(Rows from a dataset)
────────
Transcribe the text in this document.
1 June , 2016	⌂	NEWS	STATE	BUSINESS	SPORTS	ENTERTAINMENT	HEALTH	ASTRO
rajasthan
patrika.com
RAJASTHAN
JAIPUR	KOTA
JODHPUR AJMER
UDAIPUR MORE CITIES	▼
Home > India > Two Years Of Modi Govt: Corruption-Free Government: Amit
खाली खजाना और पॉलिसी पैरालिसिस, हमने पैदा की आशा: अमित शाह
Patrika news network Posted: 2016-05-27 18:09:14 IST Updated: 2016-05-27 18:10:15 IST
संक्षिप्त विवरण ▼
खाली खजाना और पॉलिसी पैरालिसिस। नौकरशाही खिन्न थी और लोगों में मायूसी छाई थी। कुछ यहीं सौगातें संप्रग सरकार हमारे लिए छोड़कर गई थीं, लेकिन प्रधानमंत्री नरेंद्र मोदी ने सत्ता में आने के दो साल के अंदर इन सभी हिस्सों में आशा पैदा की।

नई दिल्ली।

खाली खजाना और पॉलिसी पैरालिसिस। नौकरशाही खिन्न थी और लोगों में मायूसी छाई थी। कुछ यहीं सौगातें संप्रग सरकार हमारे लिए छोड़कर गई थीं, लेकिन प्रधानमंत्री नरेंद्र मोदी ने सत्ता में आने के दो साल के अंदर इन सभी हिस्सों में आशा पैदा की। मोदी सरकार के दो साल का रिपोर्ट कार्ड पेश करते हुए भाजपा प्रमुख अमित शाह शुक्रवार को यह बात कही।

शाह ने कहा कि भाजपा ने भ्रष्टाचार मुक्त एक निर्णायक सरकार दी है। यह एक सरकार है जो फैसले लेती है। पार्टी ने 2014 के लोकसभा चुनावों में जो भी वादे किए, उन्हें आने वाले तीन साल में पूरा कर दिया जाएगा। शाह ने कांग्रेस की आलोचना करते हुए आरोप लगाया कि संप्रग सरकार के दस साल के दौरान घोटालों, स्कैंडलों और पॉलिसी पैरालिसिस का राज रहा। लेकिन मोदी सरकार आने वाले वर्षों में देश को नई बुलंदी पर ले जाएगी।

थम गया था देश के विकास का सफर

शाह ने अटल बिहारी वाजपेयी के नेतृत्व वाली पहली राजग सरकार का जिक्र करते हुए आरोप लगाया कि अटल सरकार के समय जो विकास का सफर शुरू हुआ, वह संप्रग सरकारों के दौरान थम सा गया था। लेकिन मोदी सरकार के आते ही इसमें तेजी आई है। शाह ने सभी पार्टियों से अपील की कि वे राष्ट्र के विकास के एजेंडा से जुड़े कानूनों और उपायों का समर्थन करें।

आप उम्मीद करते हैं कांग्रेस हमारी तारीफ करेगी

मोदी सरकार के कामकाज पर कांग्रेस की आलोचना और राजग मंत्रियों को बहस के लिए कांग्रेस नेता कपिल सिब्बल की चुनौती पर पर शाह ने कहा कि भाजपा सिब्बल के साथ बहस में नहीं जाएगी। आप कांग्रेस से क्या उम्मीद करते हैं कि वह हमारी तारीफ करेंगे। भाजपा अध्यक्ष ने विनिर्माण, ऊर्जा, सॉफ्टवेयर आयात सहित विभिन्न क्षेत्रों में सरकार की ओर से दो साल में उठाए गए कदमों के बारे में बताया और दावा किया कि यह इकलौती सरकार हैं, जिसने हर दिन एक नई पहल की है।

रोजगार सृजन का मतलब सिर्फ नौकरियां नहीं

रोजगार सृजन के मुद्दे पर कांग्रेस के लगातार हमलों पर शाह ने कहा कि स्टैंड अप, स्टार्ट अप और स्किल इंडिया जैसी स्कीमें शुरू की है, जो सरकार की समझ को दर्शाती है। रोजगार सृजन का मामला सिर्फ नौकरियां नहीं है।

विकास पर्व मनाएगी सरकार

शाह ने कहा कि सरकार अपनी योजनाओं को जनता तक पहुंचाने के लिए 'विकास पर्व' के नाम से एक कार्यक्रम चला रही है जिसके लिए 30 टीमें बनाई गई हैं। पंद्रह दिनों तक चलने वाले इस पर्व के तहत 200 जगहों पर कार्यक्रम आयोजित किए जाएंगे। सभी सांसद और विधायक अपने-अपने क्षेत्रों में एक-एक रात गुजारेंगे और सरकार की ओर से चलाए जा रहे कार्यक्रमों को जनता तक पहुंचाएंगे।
────────
Goal of the exercise: Quote each line above in full, word for word.

Correct result:
Transcribe the text in this document.
1 June , 2016	⌂	NEWS	STATE	BUSINESS	SPORTS	ENTERTAINMENT	HEALTH	ASTRO
rajasthan
patrika.com
RAJASTHAN
JAIPUR	KOTA
JODHPUR AJMER
UDAIPUR MORE CITIES	▼
Home > India > Two Years Of Modi Govt: Corruption-Free Government: Amit
खाली खजाना और पॉलिसी पैरालिसिस, हमने पैदा की आशा: अमित शाह
Patrika news network Posted: 2016-05-27 18:09:14 IST Updated: 2016-05-27 18:10:15 IST
संक्षिप्त विवरण ▼
खाली खजाना और पॉलिसी पैरालिसिस। नौकरशाही खिन्न थी और लोगों में मायूसी छाई थी। कुछ यहीं सौगातें संप्रग सरकार हमारे लिए छोड़कर गई थीं, लेकिन प्रधानमंत्री नरेंद्र मोदी ने सत्ता में आने के दो साल के अंदर इन सभी हिस्सों में आशा पैदा की।

नई दिल्ली।

खाली खजाना और पॉलिसी पैरालिसिस। नौकरशाही खिन्न थी और लोगों में मायूसी छाई थी। कुछ यहीं सौगातें संप्रग सरकार हमारे लिए छोड़कर गई थीं, लेकिन प्रधानमंत्री नरेंद्र मोदी ने सत्ता में आने के दो साल के अंदर इन सभी हिस्सों में आशा पैदा की। मोदी सरकार के दो साल का रिपोर्ट कार्ड पेश करते हुए भाजपा प्रमुख अमित शाह शुक्रवार को यह बात कही।

शाह ने कहा कि भाजपा ने भ्रष्टाचार मुक्त एक निर्णायक सरकार दी है। यह एक सरकार है जो फैसले लेती है। पार्टी ने 2014 के लोकसभा चुनावों में जो भी वादे किए, उन्हें आने वाले तीन साल में पूरा कर दिया जाएगा। शाह ने कांग्रेस की आलोचना करते हुए आरोप लगाया कि संप्रग सरकार के दस साल के दौरान घोटालों, स्कैंडलों और पॉलिसी पैरालिसिस का राज रहा। लेकिन मोदी सरकार आने वाले वर्षों में देश को नई बुलंदी पर ले जाएगी।

थम गया था देश के विकास का सफर

शाह ने अटल बिहारी वाजपेयी के नेतृत्व वाली पहली राजग सरकार का जिक्र करते हुए आरोप लगाया कि अटल सरकार के समय जो विकास का सफर शुरू हुआ, वह संप्रग सरकारों के दौरान थम सा गया था। लेकिन मोदी सरकार के आते ही इसमें तेजी आई है। शाह ने सभी पार्टियों से अपील की कि वे राष्ट्र के विकास के एजेंडा से जुड़े कानूनों और उपायों का समर्थन करें।

आप उम्मीद करते हैं कांग्रेस हमारी तारीफ करेगी

मोदी सरकार के कामकाज पर कांग्रेस की आलोचना और राजग मंत्रियों को बहस के लिए कांग्रेस नेता कपिल सिब्बल की चुनौती पर पर शाह ने कहा कि भाजपा सिब्बल के साथ बहस में नहीं जाएगी। आप कांग्रेस से क्या उम्मीद करते हैं कि वह हमारी तारीफ करेंगे। भाजपा अध्यक्ष ने विनिर्माण, ऊर्जा, सॉफ्टवेयर आयात सहित विभिन्न क्षेत्रों में सरकार की ओर से दो साल में उठाए गए कदमों के बारे में बताया और दावा किया कि यह इकलौती सरकार हैं, जिसने हर दिन एक नई पहल की है।

रोजगार सृजन का मतलब सिर्फ नौकरियां नहीं

रोजगार सृजन के मुद्दे पर कांग्रेस के लगातार हमलों पर शाह ने कहा कि स्टैंड अप, स्टार्ट अप और स्किल इंडिया जैसी स्कीमें शुरू की है, जो सरकार की समझ को दर्शाती है। रोजगार सृजन का मामला सिर्फ नौकरियां नहीं है।

विकास पर्व मनाएगी सरकार

शाह ने कहा कि सरकार अपनी योजनाओं को जनता तक पहुंचाने के लिए 'विकास पर्व' के नाम से एक कार्यक्रम चला रही है जिसके लिए 30 टीमें बनाई गई हैं। पंद्रह दिनों तक चलने वाले इस पर्व के तहत 200 जगहों पर कार्यक्रम आयोजित किए जाएंगे। सभी सांसद और विधायक अपने-अपने क्षेत्रों में एक-एक रात गुजारेंगे और सरकार की ओर से चलाए जा रहे कार्यक्रमों को जनता तक पहुंचाएंगे।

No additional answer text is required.